• Task data:
▬▬▬▬▬▬
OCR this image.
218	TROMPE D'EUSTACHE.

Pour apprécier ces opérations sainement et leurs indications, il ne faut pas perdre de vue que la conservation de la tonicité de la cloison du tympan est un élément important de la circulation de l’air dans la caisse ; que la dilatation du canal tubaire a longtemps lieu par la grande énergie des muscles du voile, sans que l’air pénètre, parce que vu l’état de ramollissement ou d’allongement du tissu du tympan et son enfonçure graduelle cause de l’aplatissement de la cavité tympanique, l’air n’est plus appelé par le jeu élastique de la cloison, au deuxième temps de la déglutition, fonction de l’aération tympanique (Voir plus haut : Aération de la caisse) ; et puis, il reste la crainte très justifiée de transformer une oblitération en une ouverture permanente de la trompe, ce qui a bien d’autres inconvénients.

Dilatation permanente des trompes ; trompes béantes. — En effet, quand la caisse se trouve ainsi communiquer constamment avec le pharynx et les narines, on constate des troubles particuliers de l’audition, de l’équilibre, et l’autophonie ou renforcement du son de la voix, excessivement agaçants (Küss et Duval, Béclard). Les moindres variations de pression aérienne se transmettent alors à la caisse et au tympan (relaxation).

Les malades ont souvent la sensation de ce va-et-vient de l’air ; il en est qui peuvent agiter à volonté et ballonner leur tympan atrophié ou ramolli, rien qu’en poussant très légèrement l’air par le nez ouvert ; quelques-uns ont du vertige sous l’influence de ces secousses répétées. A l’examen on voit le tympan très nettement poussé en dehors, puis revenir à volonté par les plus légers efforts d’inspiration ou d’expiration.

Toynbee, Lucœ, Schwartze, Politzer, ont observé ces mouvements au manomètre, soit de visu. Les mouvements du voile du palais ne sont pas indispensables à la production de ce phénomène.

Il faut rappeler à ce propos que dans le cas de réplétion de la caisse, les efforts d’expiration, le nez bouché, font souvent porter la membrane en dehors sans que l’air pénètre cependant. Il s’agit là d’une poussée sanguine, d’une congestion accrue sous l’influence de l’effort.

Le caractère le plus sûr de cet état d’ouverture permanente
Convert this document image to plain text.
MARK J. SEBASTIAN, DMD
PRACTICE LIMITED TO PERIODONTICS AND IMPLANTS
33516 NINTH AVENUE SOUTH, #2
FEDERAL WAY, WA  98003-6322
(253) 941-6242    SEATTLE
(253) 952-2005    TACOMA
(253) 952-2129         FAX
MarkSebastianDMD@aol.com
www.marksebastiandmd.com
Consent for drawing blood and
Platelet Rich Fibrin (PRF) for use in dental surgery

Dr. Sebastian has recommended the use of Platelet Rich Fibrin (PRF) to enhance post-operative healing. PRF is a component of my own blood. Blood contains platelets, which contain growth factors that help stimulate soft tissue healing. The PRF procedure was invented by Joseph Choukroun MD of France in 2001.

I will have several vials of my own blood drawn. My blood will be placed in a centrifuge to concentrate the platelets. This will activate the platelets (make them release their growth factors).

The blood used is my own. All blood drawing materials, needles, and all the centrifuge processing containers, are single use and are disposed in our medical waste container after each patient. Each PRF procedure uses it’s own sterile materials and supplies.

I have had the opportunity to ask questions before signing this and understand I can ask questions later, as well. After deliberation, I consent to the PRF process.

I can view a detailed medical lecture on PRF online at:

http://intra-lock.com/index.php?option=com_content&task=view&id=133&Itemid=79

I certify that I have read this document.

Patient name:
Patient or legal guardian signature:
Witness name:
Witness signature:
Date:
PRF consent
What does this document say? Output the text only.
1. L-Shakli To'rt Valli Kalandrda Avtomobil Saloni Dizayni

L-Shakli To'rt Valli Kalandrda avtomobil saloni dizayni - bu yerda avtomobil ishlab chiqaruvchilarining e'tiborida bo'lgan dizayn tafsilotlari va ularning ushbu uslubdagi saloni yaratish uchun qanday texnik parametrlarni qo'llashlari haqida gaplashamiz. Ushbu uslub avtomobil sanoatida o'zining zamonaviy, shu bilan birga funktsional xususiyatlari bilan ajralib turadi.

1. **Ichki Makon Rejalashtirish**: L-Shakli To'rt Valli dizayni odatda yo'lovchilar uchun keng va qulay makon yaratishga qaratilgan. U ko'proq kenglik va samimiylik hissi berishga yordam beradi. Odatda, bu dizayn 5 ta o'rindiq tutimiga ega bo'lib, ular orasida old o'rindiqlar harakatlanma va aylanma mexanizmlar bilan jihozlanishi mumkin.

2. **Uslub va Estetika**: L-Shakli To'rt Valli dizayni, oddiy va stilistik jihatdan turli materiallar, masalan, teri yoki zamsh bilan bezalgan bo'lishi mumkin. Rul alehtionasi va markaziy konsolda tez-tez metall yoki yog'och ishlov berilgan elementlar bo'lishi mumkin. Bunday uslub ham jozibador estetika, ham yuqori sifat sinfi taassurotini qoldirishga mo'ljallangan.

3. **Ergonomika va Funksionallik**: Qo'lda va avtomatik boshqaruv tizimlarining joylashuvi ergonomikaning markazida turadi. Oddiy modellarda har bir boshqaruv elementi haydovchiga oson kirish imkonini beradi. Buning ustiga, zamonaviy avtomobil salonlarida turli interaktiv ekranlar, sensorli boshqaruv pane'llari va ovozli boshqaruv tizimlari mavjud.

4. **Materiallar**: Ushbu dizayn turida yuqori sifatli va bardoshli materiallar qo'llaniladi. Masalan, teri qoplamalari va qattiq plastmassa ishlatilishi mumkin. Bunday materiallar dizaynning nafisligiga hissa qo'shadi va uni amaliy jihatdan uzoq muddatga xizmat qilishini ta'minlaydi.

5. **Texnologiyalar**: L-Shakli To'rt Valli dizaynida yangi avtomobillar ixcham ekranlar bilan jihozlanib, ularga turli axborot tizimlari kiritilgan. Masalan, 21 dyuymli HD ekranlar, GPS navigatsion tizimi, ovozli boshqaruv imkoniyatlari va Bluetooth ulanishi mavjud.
▬▬▬▬▬▬
Show the lines from the data above that contain the string "état".

• Written solution:
Pour apprécier ces opérations sainement et leurs indications, il ne faut pas perdre de vue que la conservation de la tonicité de la cloison du tympan est un élément important de la circulation de l’air dans la caisse ; que la dilatation du canal tubaire a longtemps lieu par la grande énergie des muscles du voile, sans que l’air pénètre, parce que vu l’état de ramollissement ou d’allongement du tissu du tympan et son enfonçure graduelle cause de l’aplatissement de la cavité tympanique, l’air n’est plus appelé par le jeu élastique de la cloison, au deuxième temps de la déglutition, fonction de l’aération tympanique (Voir plus haut : Aération de la caisse) ; et puis, il reste la crainte très justifiée de transformer une oblitération en une ouverture permanente de la trompe, ce qui a bien d’autres inconvénients.
Le caractère le plus sûr de cet état d’ouverture permanente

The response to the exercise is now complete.